■ **DIRECTIONS**
Quote every entry word for word.

Data entries
* * *

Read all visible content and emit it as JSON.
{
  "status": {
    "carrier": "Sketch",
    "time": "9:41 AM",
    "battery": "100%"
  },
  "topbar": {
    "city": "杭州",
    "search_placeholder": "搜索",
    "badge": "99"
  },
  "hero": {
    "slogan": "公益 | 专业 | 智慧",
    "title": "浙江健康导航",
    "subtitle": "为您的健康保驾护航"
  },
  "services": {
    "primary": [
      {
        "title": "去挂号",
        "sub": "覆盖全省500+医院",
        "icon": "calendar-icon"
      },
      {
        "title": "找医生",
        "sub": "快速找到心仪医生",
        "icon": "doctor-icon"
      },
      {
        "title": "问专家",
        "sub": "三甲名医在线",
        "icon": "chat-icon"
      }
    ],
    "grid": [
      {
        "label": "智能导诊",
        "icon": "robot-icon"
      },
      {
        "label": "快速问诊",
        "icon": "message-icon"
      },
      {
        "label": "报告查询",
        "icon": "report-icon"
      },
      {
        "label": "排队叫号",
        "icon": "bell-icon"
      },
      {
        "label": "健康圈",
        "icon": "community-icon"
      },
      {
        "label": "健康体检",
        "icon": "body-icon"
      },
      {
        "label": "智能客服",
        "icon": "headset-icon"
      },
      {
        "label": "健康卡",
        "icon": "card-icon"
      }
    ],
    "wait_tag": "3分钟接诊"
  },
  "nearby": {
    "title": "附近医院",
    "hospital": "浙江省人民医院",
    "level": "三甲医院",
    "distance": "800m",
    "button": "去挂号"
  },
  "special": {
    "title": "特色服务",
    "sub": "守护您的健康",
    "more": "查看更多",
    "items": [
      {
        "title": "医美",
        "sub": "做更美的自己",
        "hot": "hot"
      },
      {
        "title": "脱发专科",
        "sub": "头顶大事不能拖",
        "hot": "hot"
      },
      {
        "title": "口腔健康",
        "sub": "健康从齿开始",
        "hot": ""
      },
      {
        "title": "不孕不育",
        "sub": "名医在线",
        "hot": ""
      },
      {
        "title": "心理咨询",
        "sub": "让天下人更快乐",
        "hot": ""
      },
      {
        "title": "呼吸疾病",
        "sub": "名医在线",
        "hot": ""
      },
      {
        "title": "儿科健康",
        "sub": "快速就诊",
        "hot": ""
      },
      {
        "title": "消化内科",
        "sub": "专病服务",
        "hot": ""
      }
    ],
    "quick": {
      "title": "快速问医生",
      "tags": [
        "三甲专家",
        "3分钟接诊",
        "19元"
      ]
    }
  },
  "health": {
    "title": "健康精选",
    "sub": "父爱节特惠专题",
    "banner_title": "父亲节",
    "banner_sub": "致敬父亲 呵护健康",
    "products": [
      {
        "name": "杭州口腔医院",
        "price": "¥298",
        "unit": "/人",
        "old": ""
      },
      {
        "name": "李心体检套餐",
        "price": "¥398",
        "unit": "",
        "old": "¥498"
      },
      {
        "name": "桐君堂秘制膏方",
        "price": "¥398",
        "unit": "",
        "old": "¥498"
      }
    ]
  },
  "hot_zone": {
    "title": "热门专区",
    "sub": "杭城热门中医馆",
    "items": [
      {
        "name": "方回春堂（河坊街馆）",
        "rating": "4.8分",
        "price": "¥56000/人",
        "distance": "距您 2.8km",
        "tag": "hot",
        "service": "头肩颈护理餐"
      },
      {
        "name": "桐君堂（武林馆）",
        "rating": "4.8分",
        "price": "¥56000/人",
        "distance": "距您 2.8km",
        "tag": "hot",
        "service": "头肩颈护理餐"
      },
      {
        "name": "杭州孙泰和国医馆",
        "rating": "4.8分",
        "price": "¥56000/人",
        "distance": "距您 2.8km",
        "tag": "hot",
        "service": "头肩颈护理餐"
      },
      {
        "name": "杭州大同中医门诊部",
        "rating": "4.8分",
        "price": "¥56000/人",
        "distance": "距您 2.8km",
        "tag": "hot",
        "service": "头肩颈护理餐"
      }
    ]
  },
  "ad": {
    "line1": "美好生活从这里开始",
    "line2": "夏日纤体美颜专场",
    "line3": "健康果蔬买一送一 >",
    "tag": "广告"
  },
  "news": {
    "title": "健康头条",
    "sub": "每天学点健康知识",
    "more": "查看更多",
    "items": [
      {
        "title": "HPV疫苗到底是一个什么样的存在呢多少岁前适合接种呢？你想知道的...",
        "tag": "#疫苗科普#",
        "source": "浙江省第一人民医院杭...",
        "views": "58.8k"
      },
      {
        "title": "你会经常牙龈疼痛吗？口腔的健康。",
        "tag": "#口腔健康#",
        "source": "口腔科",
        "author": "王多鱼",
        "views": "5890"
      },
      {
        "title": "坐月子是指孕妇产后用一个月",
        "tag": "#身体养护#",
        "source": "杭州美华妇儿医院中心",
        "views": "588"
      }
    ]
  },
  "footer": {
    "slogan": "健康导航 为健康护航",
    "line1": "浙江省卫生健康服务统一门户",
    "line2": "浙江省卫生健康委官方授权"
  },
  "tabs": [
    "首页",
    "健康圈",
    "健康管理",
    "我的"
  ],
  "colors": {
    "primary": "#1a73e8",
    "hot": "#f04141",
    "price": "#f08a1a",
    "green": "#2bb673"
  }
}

* * *

■ **REPLY**
Read all visible content and emit it as JSON.
{
  "status": {
    "carrier": "Sketch",
    "time": "9:41 AM",
    "battery": "100%"
  },
  "topbar": {
    "city": "杭州",
    "search_placeholder": "搜索",
    "badge": "99"
  },
  "hero": {
    "slogan": "公益 | 专业 | 智慧",
    "title": "浙江健康导航",
    "subtitle": "为您的健康保驾护航"
  },
  "services": {
    "primary": [
      {
        "title": "去挂号",
        "sub": "覆盖全省500+医院",
        "icon": "calendar-icon"
      },
      {
        "title": "找医生",
        "sub": "快速找到心仪医生",
        "icon": "doctor-icon"
      },
      {
        "title": "问专家",
        "sub": "三甲名医在线",
        "icon": "chat-icon"
      }
    ],
    "grid": [
      {
        "label": "智能导诊",
        "icon": "robot-icon"
      },
      {
        "label": "快速问诊",
        "icon": "message-icon"
      },
      {
        "label": "报告查询",
        "icon": "report-icon"
      },
      {
        "label": "排队叫号",
        "icon": "bell-icon"
      },
      {
        "label": "健康圈",
        "icon": "community-icon"
      },
      {
        "label": "健康体检",
        "icon": "body-icon"
      },
      {
        "label": "智能客服",
        "icon": "headset-icon"
      },
      {
        "label": "健康卡",
        "icon": "card-icon"
      }
    ],
    "wait_tag": "3分钟接诊"
  },
  "nearby": {
    "title": "附近医院",
    "hospital": "浙江省人民医院",
    "level": "三甲医院",
    "distance": "800m",
    "button": "去挂号"
  },
  "special": {
    "title": "特色服务",
    "sub": "守护您的健康",
    "more": "查看更多",
    "items": [
      {
        "title": "医美",
        "sub": "做更美的自己",
        "hot": "hot"
      },
      {
        "title": "脱发专科",
        "sub": "头顶大事不能拖",
        "hot": "hot"
      },
      {
        "title": "口腔健康",
        "sub": "健康从齿开始",
        "hot": ""
      },
      {
        "title": "不孕不育",
        "sub": "名医在线",
        "hot": ""
      },
      {
        "title": "心理咨询",
        "sub": "让天下人更快乐",
        "hot": ""
      },
      {
        "title": "呼吸疾病",
        "sub": "名医在线",
        "hot": ""
      },
      {
        "title": "儿科健康",
        "sub": "快速就诊",
        "hot": ""
      },
      {
        "title": "消化内科",
        "sub": "专病服务",
        "hot": ""
      }
    ],
    "quick": {
      "title": "快速问医生",
      "tags": [
        "三甲专家",
        "3分钟接诊",
        "19元"
      ]
    }
  },
  "health": {
    "title": "健康精选",
    "sub": "父爱节特惠专题",
    "banner_title": "父亲节",
    "banner_sub": "致敬父亲 呵护健康",
    "products": [
      {
        "name": "杭州口腔医院",
        "price": "¥298",
        "unit": "/人",
        "old": ""
      },
      {
        "name": "李心体检套餐",
        "price": "¥398",
        "unit": "",
        "old": "¥498"
      },
      {
        "name": "桐君堂秘制膏方",
        "price": "¥398",
        "unit": "",
        "old": "¥498"
      }
    ]
  },
  "hot_zone": {
    "title": "热门专区",
    "sub": "杭城热门中医馆",
    "items": [
      {
        "name": "方回春堂（河坊街馆）",
        "rating": "4.8分",
        "price": "¥56000/人",
        "distance": "距您 2.8km",
        "tag": "hot",
        "service": "头肩颈护理餐"
      },
      {
        "name": "桐君堂（武林馆）",
        "rating": "4.8分",
        "price": "¥56000/人",
        "distance": "距您 2.8km",
        "tag": "hot",
        "service": "头肩颈护理餐"
      },
      {
        "name": "杭州孙泰和国医馆",
        "rating": "4.8分",
        "price": "¥56000/人",
        "distance": "距您 2.8km",
        "tag": "hot",
        "service": "头肩颈护理餐"
      },
      {
        "name": "杭州大同中医门诊部",
        "rating": "4.8分",
        "price": "¥56000/人",
        "distance": "距您 2.8km",
        "tag": "hot",
        "service": "头肩颈护理餐"
      }
    ]
  },
  "ad": {
    "line1": "美好生活从这里开始",
    "line2": "夏日纤体美颜专场",
    "line3": "健康果蔬买一送一 >",
    "tag": "广告"
  },
  "news": {
    "title": "健康头条",
    "sub": "每天学点健康知识",
    "more": "查看更多",
    "items": [
      {
        "title": "HPV疫苗到底是一个什么样的存在呢多少岁前适合接种呢？你想知道的...",
        "tag": "#疫苗科普#",
        "source": "浙江省第一人民医院杭...",
        "views": "58.8k"
      },
      {
        "title": "你会经常牙龈疼痛吗？口腔的健康。",
        "tag": "#口腔健康#",
        "source": "口腔科",
        "author": "王多鱼",
        "views": "5890"
      },
      {
        "title": "坐月子是指孕妇产后用一个月",
        "tag": "#身体养护#",
        "source": "杭州美华妇儿医院中心",
        "views": "588"
      }
    ]
  },
  "footer": {
    "slogan": "健康导航 为健康护航",
    "line1": "浙江省卫生健康服务统一门户",
    "line2": "浙江省卫生健康委官方授权"
  },
  "tabs": [
    "首页",
    "健康圈",
    "健康管理",
    "我的"
  ],
  "colors": {
    "primary": "#1a73e8",
    "hot": "#f04141",
    "price": "#f08a1a",
    "green": "#2bb673"
  }
}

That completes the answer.